[Start of EXERCISE DATA]

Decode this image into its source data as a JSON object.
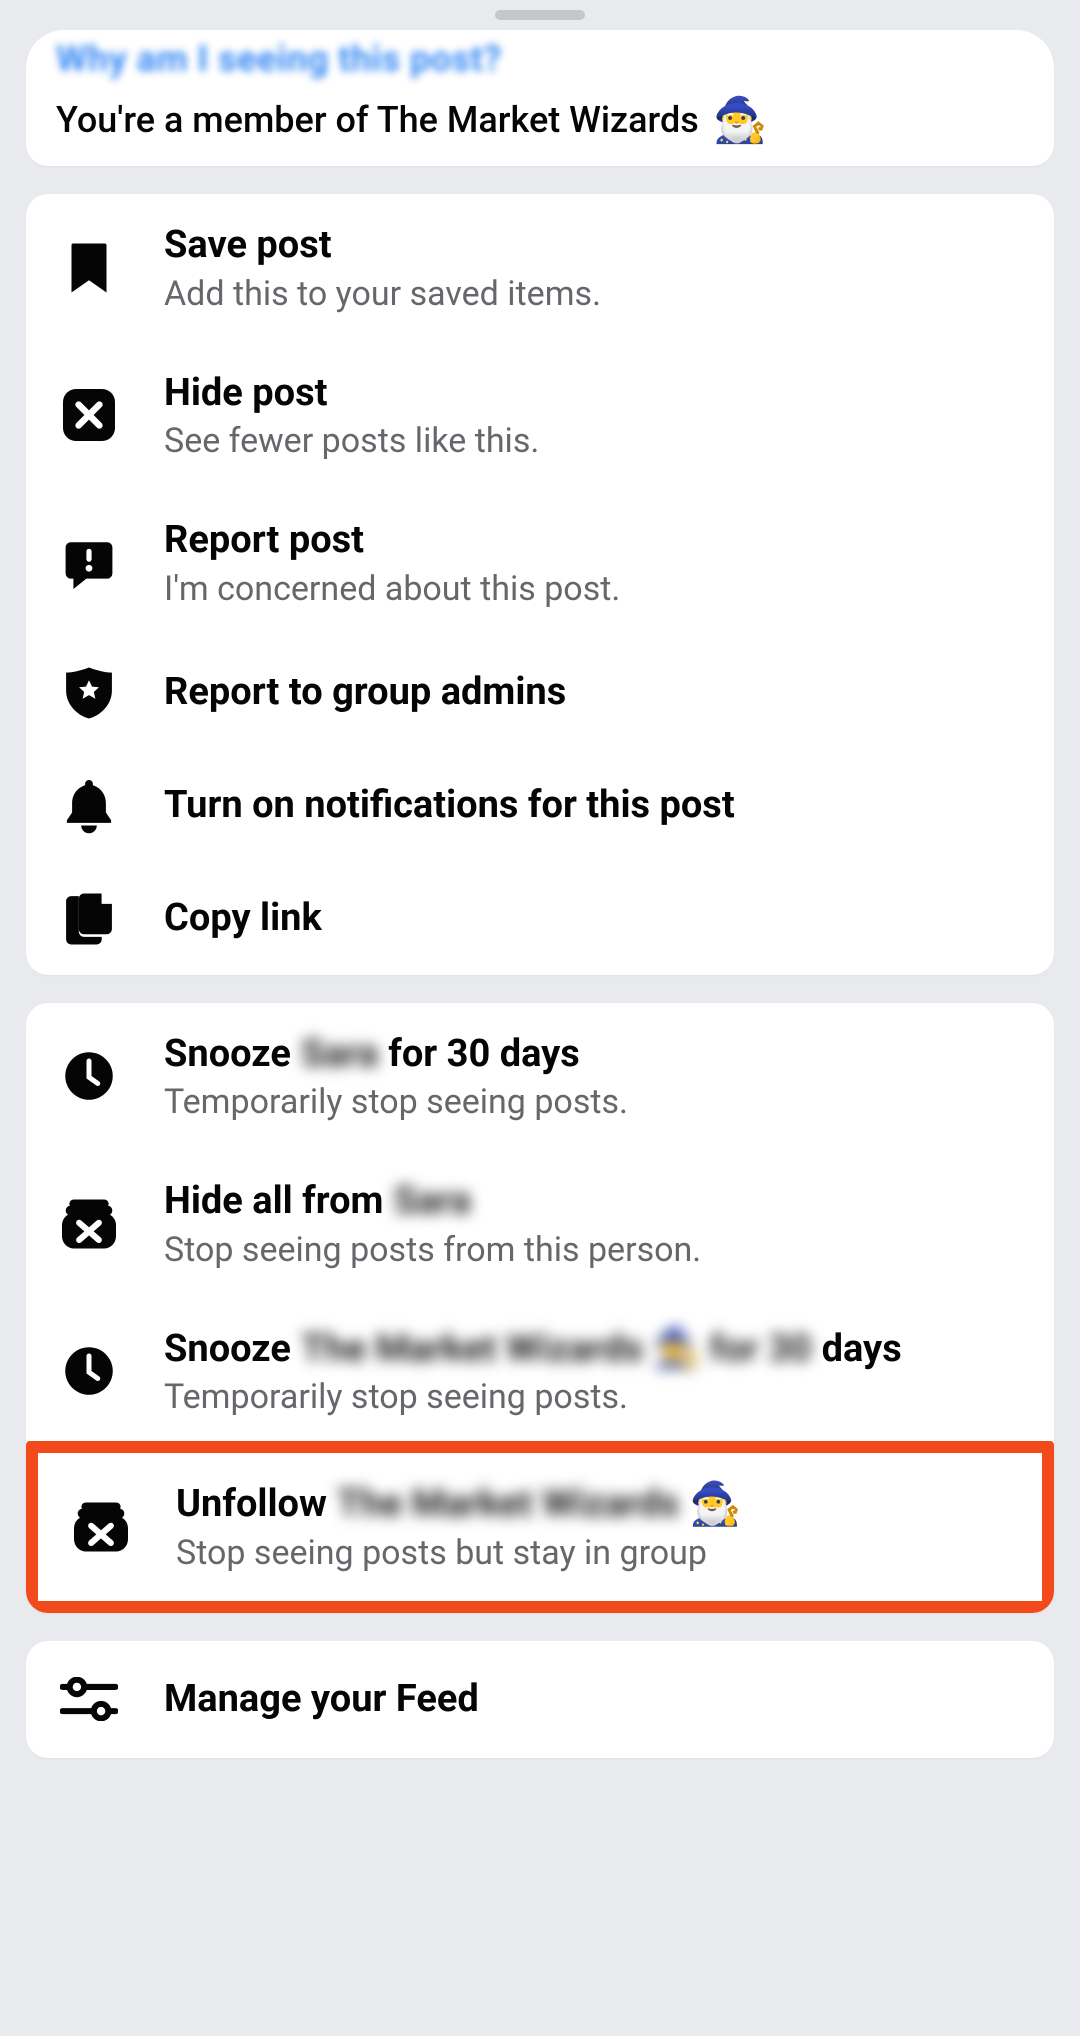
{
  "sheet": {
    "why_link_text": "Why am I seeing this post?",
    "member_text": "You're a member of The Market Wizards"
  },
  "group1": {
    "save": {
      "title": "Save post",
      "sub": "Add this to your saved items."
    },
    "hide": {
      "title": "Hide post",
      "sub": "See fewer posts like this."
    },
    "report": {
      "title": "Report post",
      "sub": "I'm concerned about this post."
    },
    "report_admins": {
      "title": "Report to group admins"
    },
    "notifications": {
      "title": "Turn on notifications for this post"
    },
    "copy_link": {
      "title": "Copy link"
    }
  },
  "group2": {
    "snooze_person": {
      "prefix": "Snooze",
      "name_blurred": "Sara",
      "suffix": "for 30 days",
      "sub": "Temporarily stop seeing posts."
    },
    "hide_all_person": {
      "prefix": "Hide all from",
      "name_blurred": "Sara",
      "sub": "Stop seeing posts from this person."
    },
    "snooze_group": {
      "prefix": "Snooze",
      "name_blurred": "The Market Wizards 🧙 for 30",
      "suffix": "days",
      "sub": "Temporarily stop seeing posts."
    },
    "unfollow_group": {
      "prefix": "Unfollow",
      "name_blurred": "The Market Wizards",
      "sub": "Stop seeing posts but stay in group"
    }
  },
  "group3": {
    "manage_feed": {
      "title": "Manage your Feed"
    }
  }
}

[End of EXERCISE DATA]

● **GIVEN TASK**:
Leave images out of the retyped records; keep all else exact.

● **REPLY**:
Decode this image into its source data as a JSON object.
{
  "sheet": {
    "why_link_text": "Why am I seeing this post?",
    "member_text": "You're a member of The Market Wizards"
  },
  "group1": {
    "save": {
      "title": "Save post",
      "sub": "Add this to your saved items."
    },
    "hide": {
      "title": "Hide post",
      "sub": "See fewer posts like this."
    },
    "report": {
      "title": "Report post",
      "sub": "I'm concerned about this post."
    },
    "report_admins": {
      "title": "Report to group admins"
    },
    "notifications": {
      "title": "Turn on notifications for this post"
    },
    "copy_link": {
      "title": "Copy link"
    }
  },
  "group2": {
    "snooze_person": {
      "prefix": "Snooze",
      "name_blurred": "Sara",
      "suffix": "for 30 days",
      "sub": "Temporarily stop seeing posts."
    },
    "hide_all_person": {
      "prefix": "Hide all from",
      "name_blurred": "Sara",
      "sub": "Stop seeing posts from this person."
    },
    "snooze_group": {
      "prefix": "Snooze",
      "name_blurred": "The Market Wizards 🧙 for 30",
      "suffix": "days",
      "sub": "Temporarily stop seeing posts."
    },
    "unfollow_group": {
      "prefix": "Unfollow",
      "name_blurred": "The Market Wizards",
      "sub": "Stop seeing posts but stay in group"
    }
  },
  "group3": {
    "manage_feed": {
      "title": "Manage your Feed"
    }
  }
}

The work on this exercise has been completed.